Goal: Skip all pictures, then print the remaining material exactly.

Material:
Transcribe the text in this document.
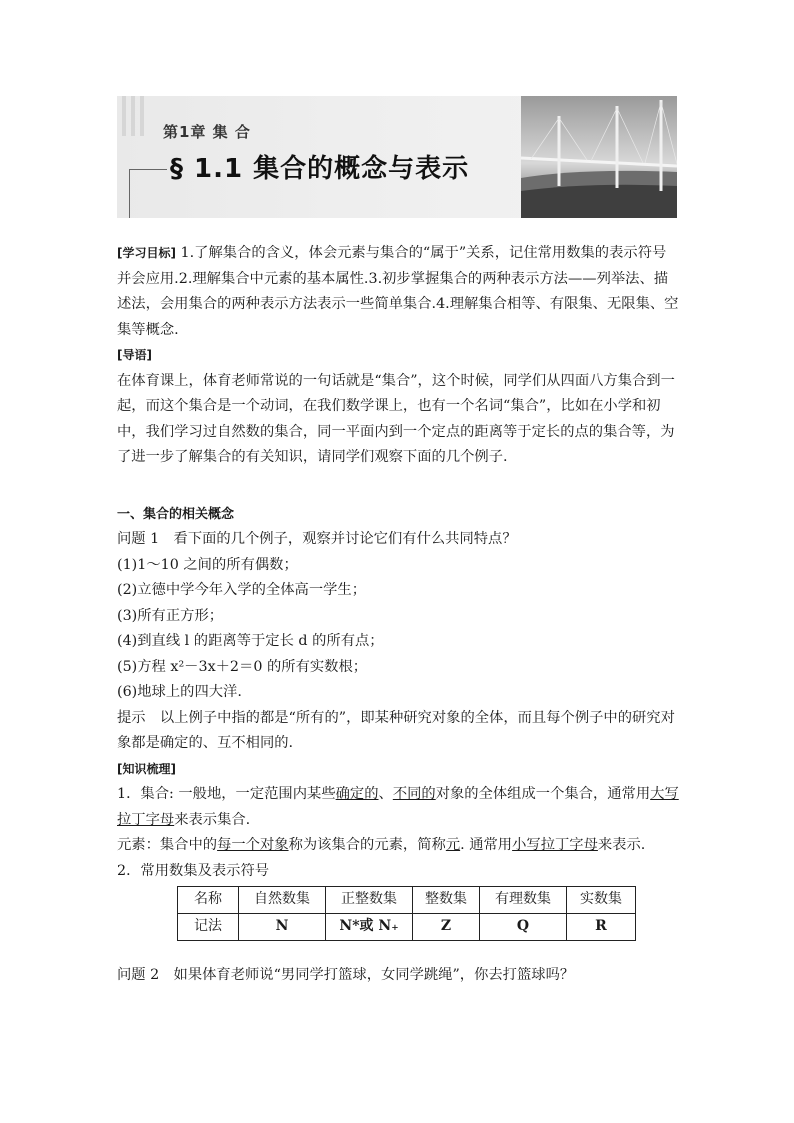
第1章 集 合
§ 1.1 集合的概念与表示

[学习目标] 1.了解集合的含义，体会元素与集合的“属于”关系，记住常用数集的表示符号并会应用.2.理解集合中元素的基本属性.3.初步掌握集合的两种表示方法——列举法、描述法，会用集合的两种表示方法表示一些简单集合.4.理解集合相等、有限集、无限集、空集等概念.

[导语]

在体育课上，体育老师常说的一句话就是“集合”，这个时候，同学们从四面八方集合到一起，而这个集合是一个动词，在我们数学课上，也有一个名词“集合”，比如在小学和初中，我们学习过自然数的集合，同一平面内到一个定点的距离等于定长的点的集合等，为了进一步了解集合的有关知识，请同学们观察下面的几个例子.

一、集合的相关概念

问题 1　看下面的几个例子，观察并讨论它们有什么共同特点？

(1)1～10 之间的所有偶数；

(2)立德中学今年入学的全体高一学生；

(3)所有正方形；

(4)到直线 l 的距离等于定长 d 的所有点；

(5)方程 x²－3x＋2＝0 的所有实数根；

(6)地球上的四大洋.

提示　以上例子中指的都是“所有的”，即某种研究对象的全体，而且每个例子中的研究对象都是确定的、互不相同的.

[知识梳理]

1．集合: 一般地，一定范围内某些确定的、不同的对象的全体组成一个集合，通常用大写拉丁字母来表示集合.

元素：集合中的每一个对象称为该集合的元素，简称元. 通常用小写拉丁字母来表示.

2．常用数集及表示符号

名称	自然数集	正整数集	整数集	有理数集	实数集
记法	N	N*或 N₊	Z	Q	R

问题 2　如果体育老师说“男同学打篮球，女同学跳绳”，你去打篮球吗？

Answer below:
Transcribe the text in this document.
第1章 集 合
§ 1.1 集合的概念与表示

[学习目标] 1.了解集合的含义，体会元素与集合的“属于”关系，记住常用数集的表示符号并会应用.2.理解集合中元素的基本属性.3.初步掌握集合的两种表示方法——列举法、描述法，会用集合的两种表示方法表示一些简单集合.4.理解集合相等、有限集、无限集、空集等概念.

[导语]

在体育课上，体育老师常说的一句话就是“集合”，这个时候，同学们从四面八方集合到一起，而这个集合是一个动词，在我们数学课上，也有一个名词“集合”，比如在小学和初中，我们学习过自然数的集合，同一平面内到一个定点的距离等于定长的点的集合等，为了进一步了解集合的有关知识，请同学们观察下面的几个例子.

一、集合的相关概念

问题 1　看下面的几个例子，观察并讨论它们有什么共同特点？

(1)1～10 之间的所有偶数；

(2)立德中学今年入学的全体高一学生；

(3)所有正方形；

(4)到直线 l 的距离等于定长 d 的所有点；

(5)方程 x²－3x＋2＝0 的所有实数根；

(6)地球上的四大洋.

提示　以上例子中指的都是“所有的”，即某种研究对象的全体，而且每个例子中的研究对象都是确定的、互不相同的.

[知识梳理]

1．集合: 一般地，一定范围内某些确定的、不同的对象的全体组成一个集合，通常用大写拉丁字母来表示集合.

元素：集合中的每一个对象称为该集合的元素，简称元. 通常用小写拉丁字母来表示.

2．常用数集及表示符号

名称	自然数集	正整数集	整数集	有理数集	实数集
记法	N	N*或 N₊	Z	Q	R

问题 2　如果体育老师说“男同学打篮球，女同学跳绳”，你去打篮球吗？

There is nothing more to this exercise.